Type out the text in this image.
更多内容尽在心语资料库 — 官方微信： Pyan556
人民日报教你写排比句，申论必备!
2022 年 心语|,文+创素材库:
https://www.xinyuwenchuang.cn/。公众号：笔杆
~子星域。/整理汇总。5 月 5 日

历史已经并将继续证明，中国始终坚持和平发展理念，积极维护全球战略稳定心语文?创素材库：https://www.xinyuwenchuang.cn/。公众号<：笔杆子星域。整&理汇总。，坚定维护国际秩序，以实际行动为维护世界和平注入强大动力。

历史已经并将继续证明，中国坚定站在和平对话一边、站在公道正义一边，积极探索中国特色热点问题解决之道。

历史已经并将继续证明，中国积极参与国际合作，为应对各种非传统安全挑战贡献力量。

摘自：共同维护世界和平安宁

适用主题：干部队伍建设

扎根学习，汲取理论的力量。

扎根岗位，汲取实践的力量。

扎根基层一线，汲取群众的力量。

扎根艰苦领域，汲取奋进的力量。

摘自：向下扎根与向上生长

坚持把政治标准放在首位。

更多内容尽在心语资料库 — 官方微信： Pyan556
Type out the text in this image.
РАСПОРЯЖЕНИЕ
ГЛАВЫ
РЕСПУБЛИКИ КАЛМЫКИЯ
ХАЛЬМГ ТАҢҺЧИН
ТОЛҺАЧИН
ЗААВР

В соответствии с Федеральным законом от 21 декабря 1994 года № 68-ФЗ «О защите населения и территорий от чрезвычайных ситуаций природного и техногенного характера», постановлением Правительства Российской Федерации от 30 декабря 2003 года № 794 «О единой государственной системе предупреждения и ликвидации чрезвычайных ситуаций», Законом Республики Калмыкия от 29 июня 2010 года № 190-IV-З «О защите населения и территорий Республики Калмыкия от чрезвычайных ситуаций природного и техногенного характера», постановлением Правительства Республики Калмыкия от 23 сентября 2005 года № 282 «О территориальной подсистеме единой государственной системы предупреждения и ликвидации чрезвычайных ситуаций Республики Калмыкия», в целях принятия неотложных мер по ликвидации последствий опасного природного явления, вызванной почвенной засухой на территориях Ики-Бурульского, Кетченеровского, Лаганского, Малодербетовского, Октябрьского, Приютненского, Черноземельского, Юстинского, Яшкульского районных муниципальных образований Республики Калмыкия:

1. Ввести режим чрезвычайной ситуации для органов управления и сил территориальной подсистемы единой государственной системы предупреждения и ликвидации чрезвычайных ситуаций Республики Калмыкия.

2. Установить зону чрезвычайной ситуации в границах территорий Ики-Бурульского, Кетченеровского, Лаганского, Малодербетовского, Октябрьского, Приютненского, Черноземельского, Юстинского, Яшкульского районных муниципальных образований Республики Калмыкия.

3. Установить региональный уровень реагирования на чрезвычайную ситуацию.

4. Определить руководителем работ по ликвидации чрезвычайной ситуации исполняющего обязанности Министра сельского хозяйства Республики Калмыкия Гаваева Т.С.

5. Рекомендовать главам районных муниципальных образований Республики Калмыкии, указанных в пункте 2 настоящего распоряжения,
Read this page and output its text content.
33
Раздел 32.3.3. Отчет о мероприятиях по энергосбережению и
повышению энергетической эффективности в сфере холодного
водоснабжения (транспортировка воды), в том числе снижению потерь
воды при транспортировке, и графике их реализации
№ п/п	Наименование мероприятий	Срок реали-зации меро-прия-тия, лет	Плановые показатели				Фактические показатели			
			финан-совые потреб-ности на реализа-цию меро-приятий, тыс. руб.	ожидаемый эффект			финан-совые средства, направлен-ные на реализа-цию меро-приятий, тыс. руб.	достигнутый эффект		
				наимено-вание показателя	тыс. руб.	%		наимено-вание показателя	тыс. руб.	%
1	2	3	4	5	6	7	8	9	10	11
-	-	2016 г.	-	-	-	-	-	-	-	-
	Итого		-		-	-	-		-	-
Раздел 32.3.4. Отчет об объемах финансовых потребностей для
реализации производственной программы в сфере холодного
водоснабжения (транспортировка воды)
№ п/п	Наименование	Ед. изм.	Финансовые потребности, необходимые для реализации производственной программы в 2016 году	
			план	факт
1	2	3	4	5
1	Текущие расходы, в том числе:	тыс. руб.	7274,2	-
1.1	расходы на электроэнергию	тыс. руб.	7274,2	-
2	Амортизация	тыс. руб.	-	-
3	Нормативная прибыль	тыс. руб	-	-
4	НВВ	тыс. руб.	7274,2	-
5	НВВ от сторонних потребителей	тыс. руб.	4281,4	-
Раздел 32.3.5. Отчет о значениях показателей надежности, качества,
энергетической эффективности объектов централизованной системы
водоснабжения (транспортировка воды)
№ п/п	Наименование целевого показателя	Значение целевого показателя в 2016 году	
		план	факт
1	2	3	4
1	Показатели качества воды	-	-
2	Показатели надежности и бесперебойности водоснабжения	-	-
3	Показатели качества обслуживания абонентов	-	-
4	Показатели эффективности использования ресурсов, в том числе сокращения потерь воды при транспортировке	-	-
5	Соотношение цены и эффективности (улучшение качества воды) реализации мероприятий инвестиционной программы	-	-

● **Directions for this task**: Scan the data above; copy every line where "Раздел" appears.

● **Task output**:
Раздел 32.3.3. Отчет о мероприятиях по энергосбережению и
Раздел 32.3.4. Отчет об объемах финансовых потребностей для
Раздел 32.3.5. Отчет о значениях показателей надежности, качества,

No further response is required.